→ **Exercise prompt**
Report how many lines in the records below contain the word "structure". Give only the number.

[Extracts from a graphics dataset]
━━━━━━━━━━━━━━━━━━━━━━━━━━━━━━

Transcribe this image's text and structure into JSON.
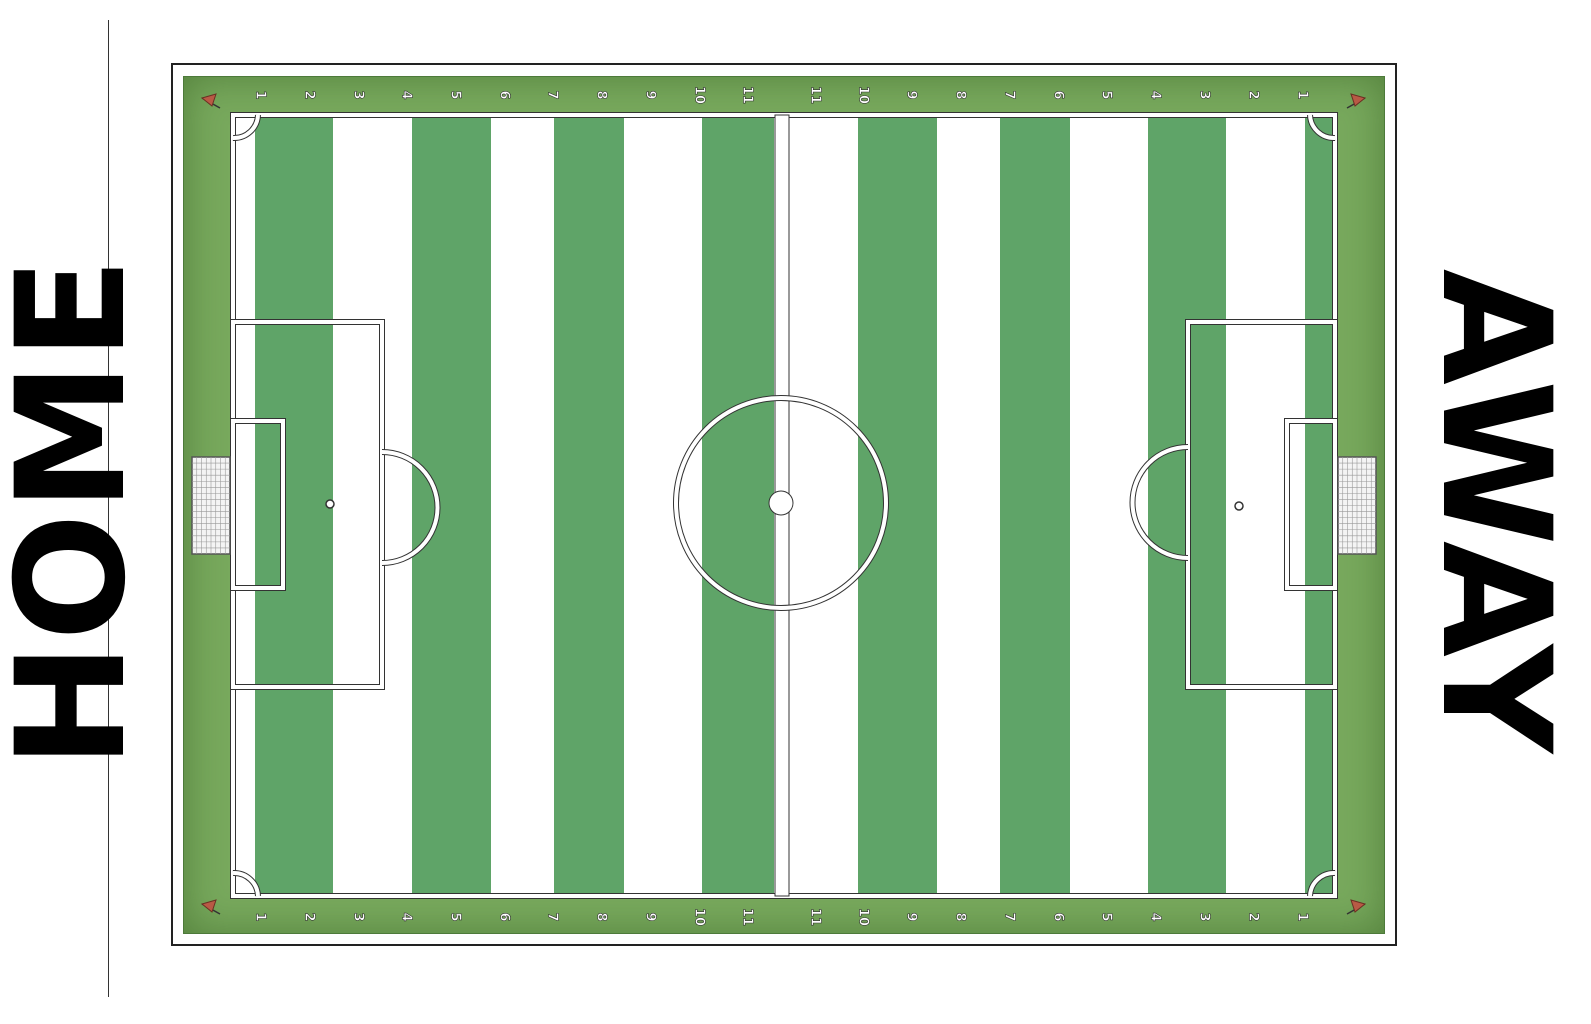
{
  "labels": {
    "home": "HOME",
    "away": "AWAY"
  },
  "colors": {
    "border_green": "#78a95d",
    "stripe_green": "#5fa468",
    "stripe_white": "#ffffff",
    "line": "#ffffff",
    "line_edge": "#333333",
    "flag": "#b85a45"
  },
  "icons": {
    "corner_flag": "corner-flag-icon",
    "goal": "goal-net-icon"
  },
  "columns": {
    "home": [
      "1",
      "2",
      "3",
      "4",
      "5",
      "6",
      "7",
      "8",
      "9",
      "10",
      "11"
    ],
    "away": [
      "11",
      "10",
      "9",
      "8",
      "7",
      "6",
      "5",
      "4",
      "3",
      "2",
      "1"
    ]
  }
}
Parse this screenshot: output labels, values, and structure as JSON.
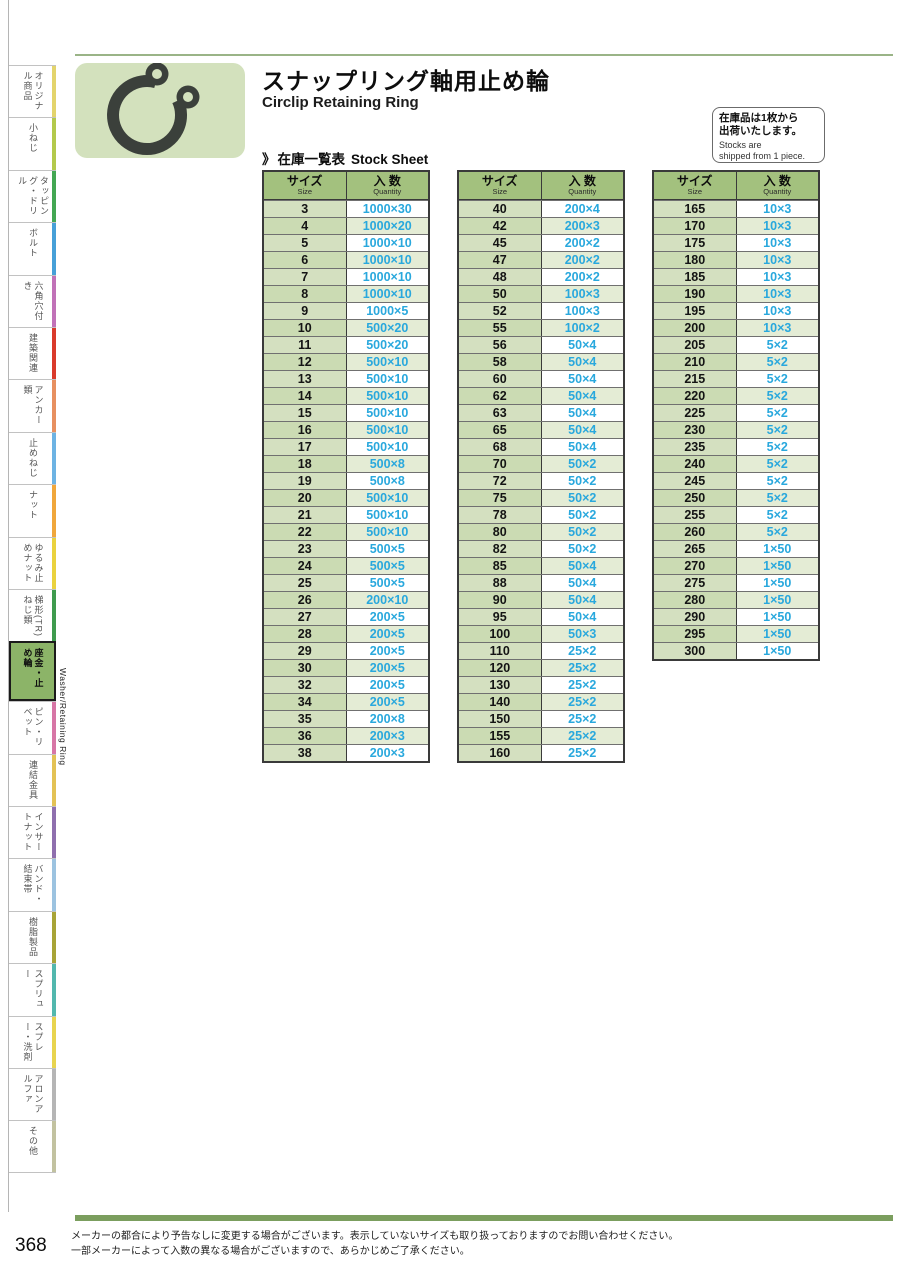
{
  "page": {
    "number": "368"
  },
  "sidebar": {
    "english_label": "Washer/Retaining Ring",
    "items": [
      {
        "label": "オリジナル商品",
        "color": "#e3d46c",
        "active": false
      },
      {
        "label": "小ねじ",
        "color": "#b3c94c",
        "active": false
      },
      {
        "label": "タッピング・ドリル",
        "color": "#43a753",
        "active": false
      },
      {
        "label": "ボルト",
        "color": "#47a0d8",
        "active": false
      },
      {
        "label": "六角穴付き",
        "color": "#c172b8",
        "active": false
      },
      {
        "label": "建築関連",
        "color": "#d93a2b",
        "active": false
      },
      {
        "label": "アンカー類",
        "color": "#e79060",
        "active": false
      },
      {
        "label": "止めねじ",
        "color": "#6db3e3",
        "active": false
      },
      {
        "label": "ナット",
        "color": "#f0a73c",
        "active": false
      },
      {
        "label": "ゆるみ止めナット",
        "color": "#ead23e",
        "active": false
      },
      {
        "label": "梯形(TR)ねじ類",
        "color": "#3f9b4e",
        "active": false
      },
      {
        "label": "座金・止め輪",
        "color": "#8cb468",
        "active": true
      },
      {
        "label": "ピン・リベット",
        "color": "#d776a6",
        "active": false
      },
      {
        "label": "連結金具",
        "color": "#e3c255",
        "active": false
      },
      {
        "label": "インサートナット",
        "color": "#8f6fae",
        "active": false
      },
      {
        "label": "バンド・結束帯",
        "color": "#9cc3e0",
        "active": false
      },
      {
        "label": "樹脂製品",
        "color": "#a8a437",
        "active": false
      },
      {
        "label": "スプリュー",
        "color": "#52b8ae",
        "active": false
      },
      {
        "label": "スプレー・洗剤",
        "color": "#e8d44f",
        "active": false
      },
      {
        "label": "アロンアルファ",
        "color": "#b5b5b5",
        "active": false
      },
      {
        "label": "その他",
        "color": "#c2c2a0",
        "active": false
      }
    ]
  },
  "header": {
    "title_jp": "スナップリング軸用止め輪",
    "title_en": "Circlip Retaining Ring",
    "icon": "circlip-icon"
  },
  "note": {
    "jp_line1": "在庫品は1枚から",
    "jp_line2": "出荷いたします。",
    "en_line1": "Stocks are",
    "en_line2": "shipped from 1 piece."
  },
  "section": {
    "marker": "》",
    "title_jp": "在庫一覧表",
    "title_en": "Stock Sheet"
  },
  "stock_tables": {
    "col_size_jp": "サイズ",
    "col_size_en": "Size",
    "col_qty_jp": "入 数",
    "col_qty_en": "Quantity",
    "qty_text_color": "#29a8dd",
    "tables": [
      {
        "rows": [
          {
            "size": "3",
            "qty": "1000×30"
          },
          {
            "size": "4",
            "qty": "1000×20"
          },
          {
            "size": "5",
            "qty": "1000×10"
          },
          {
            "size": "6",
            "qty": "1000×10"
          },
          {
            "size": "7",
            "qty": "1000×10"
          },
          {
            "size": "8",
            "qty": "1000×10"
          },
          {
            "size": "9",
            "qty": "1000×5"
          },
          {
            "size": "10",
            "qty": "500×20"
          },
          {
            "size": "11",
            "qty": "500×20"
          },
          {
            "size": "12",
            "qty": "500×10"
          },
          {
            "size": "13",
            "qty": "500×10"
          },
          {
            "size": "14",
            "qty": "500×10"
          },
          {
            "size": "15",
            "qty": "500×10"
          },
          {
            "size": "16",
            "qty": "500×10"
          },
          {
            "size": "17",
            "qty": "500×10"
          },
          {
            "size": "18",
            "qty": "500×8"
          },
          {
            "size": "19",
            "qty": "500×8"
          },
          {
            "size": "20",
            "qty": "500×10"
          },
          {
            "size": "21",
            "qty": "500×10"
          },
          {
            "size": "22",
            "qty": "500×10"
          },
          {
            "size": "23",
            "qty": "500×5"
          },
          {
            "size": "24",
            "qty": "500×5"
          },
          {
            "size": "25",
            "qty": "500×5"
          },
          {
            "size": "26",
            "qty": "200×10"
          },
          {
            "size": "27",
            "qty": "200×5"
          },
          {
            "size": "28",
            "qty": "200×5"
          },
          {
            "size": "29",
            "qty": "200×5"
          },
          {
            "size": "30",
            "qty": "200×5"
          },
          {
            "size": "32",
            "qty": "200×5"
          },
          {
            "size": "34",
            "qty": "200×5"
          },
          {
            "size": "35",
            "qty": "200×8"
          },
          {
            "size": "36",
            "qty": "200×3"
          },
          {
            "size": "38",
            "qty": "200×3"
          }
        ]
      },
      {
        "rows": [
          {
            "size": "40",
            "qty": "200×4"
          },
          {
            "size": "42",
            "qty": "200×3"
          },
          {
            "size": "45",
            "qty": "200×2"
          },
          {
            "size": "47",
            "qty": "200×2"
          },
          {
            "size": "48",
            "qty": "200×2"
          },
          {
            "size": "50",
            "qty": "100×3"
          },
          {
            "size": "52",
            "qty": "100×3"
          },
          {
            "size": "55",
            "qty": "100×2"
          },
          {
            "size": "56",
            "qty": "50×4"
          },
          {
            "size": "58",
            "qty": "50×4"
          },
          {
            "size": "60",
            "qty": "50×4"
          },
          {
            "size": "62",
            "qty": "50×4"
          },
          {
            "size": "63",
            "qty": "50×4"
          },
          {
            "size": "65",
            "qty": "50×4"
          },
          {
            "size": "68",
            "qty": "50×4"
          },
          {
            "size": "70",
            "qty": "50×2"
          },
          {
            "size": "72",
            "qty": "50×2"
          },
          {
            "size": "75",
            "qty": "50×2"
          },
          {
            "size": "78",
            "qty": "50×2"
          },
          {
            "size": "80",
            "qty": "50×2"
          },
          {
            "size": "82",
            "qty": "50×2"
          },
          {
            "size": "85",
            "qty": "50×4"
          },
          {
            "size": "88",
            "qty": "50×4"
          },
          {
            "size": "90",
            "qty": "50×4"
          },
          {
            "size": "95",
            "qty": "50×4"
          },
          {
            "size": "100",
            "qty": "50×3"
          },
          {
            "size": "110",
            "qty": "25×2"
          },
          {
            "size": "120",
            "qty": "25×2"
          },
          {
            "size": "130",
            "qty": "25×2"
          },
          {
            "size": "140",
            "qty": "25×2"
          },
          {
            "size": "150",
            "qty": "25×2"
          },
          {
            "size": "155",
            "qty": "25×2"
          },
          {
            "size": "160",
            "qty": "25×2"
          }
        ]
      },
      {
        "rows": [
          {
            "size": "165",
            "qty": "10×3"
          },
          {
            "size": "170",
            "qty": "10×3"
          },
          {
            "size": "175",
            "qty": "10×3"
          },
          {
            "size": "180",
            "qty": "10×3"
          },
          {
            "size": "185",
            "qty": "10×3"
          },
          {
            "size": "190",
            "qty": "10×3"
          },
          {
            "size": "195",
            "qty": "10×3"
          },
          {
            "size": "200",
            "qty": "10×3"
          },
          {
            "size": "205",
            "qty": "5×2"
          },
          {
            "size": "210",
            "qty": "5×2"
          },
          {
            "size": "215",
            "qty": "5×2"
          },
          {
            "size": "220",
            "qty": "5×2"
          },
          {
            "size": "225",
            "qty": "5×2"
          },
          {
            "size": "230",
            "qty": "5×2"
          },
          {
            "size": "235",
            "qty": "5×2"
          },
          {
            "size": "240",
            "qty": "5×2"
          },
          {
            "size": "245",
            "qty": "5×2"
          },
          {
            "size": "250",
            "qty": "5×2"
          },
          {
            "size": "255",
            "qty": "5×2"
          },
          {
            "size": "260",
            "qty": "5×2"
          },
          {
            "size": "265",
            "qty": "1×50"
          },
          {
            "size": "270",
            "qty": "1×50"
          },
          {
            "size": "275",
            "qty": "1×50"
          },
          {
            "size": "280",
            "qty": "1×50"
          },
          {
            "size": "290",
            "qty": "1×50"
          },
          {
            "size": "295",
            "qty": "1×50"
          },
          {
            "size": "300",
            "qty": "1×50"
          }
        ]
      }
    ]
  },
  "footer": {
    "line1": "メーカーの都合により予告なしに変更する場合がございます。表示していないサイズも取り扱っておりますのでお問い合わせください。",
    "line2": "一部メーカーによって入数の異なる場合がございますので、あらかじめご了承ください。"
  },
  "colors": {
    "accent_green_bar": "#7b9e5e",
    "top_rule": "#9ab487",
    "table_header_bg": "#a3c17e",
    "size_cell_bg": "#cbdbb3",
    "qty_alt_bg": "#e4ecd5",
    "icon_box_bg": "#d3e1bd",
    "active_sidebar_bg": "#8cb468"
  }
}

━━━━━━━━━━━━━━━━━━━━━━━━━━━━━━

→ **Expected output**
2